— Written task —
Restate each of the lines given below, word for word.

+++ Material for this task +++

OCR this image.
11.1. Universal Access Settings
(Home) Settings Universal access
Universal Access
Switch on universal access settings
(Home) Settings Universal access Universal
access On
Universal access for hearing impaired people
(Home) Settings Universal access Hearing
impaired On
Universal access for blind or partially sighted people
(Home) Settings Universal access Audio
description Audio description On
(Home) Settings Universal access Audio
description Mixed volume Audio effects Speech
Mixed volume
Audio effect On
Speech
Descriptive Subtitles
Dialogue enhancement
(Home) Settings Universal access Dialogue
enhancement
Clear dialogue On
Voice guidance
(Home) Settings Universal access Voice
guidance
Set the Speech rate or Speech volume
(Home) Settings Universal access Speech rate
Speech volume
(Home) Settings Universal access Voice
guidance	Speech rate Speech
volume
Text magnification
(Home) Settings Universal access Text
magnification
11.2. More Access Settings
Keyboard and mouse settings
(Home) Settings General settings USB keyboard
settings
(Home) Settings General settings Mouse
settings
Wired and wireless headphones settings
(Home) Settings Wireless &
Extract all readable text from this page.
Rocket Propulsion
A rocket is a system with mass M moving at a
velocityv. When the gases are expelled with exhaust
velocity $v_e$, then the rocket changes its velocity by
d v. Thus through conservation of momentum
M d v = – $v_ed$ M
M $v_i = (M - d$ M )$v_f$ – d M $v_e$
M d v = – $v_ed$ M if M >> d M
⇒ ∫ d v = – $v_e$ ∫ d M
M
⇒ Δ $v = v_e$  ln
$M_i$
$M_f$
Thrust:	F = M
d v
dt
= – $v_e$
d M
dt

+++

— Answer to the exercise —
OCR this image.
11.1. Universal Access Settings
(Home) Settings Universal access
Universal Access
Switch on universal access settings
(Home) Settings Universal access Universal
access On
Universal access for hearing impaired people
(Home) Settings Universal access Hearing
impaired On
Universal access for blind or partially sighted people
(Home) Settings Universal access Audio
description Audio description On
(Home) Settings Universal access Audio
description Mixed volume Audio effects Speech
Mixed volume
Audio effect On
Speech
Descriptive Subtitles
Dialogue enhancement
(Home) Settings Universal access Dialogue
enhancement
Clear dialogue On
Voice guidance
(Home) Settings Universal access Voice
guidance
Set the Speech rate or Speech volume
(Home) Settings Universal access Speech rate
Speech volume
(Home) Settings Universal access Voice
guidance	Speech rate Speech
volume
Text magnification
(Home) Settings Universal access Text
magnification
11.2. More Access Settings
Keyboard and mouse settings
(Home) Settings General settings USB keyboard
settings
(Home) Settings General settings Mouse
settings
Wired and wireless headphones settings
(Home) Settings Wireless &
Extract all readable text from this page.
Rocket Propulsion
A rocket is a system with mass M moving at a
velocityv. When the gases are expelled with exhaust
velocity $v_e$, then the rocket changes its velocity by
d v. Thus through conservation of momentum
M d v = – $v_ed$ M
M $v_i = (M - d$ M )$v_f$ – d M $v_e$
M d v = – $v_ed$ M if M >> d M
⇒ ∫ d v = – $v_e$ ∫ d M
M
⇒ Δ $v = v_e$  ln
$M_i$
$M_f$
Thrust:	F = M
d v
dt
= – $v_e$
d M
dt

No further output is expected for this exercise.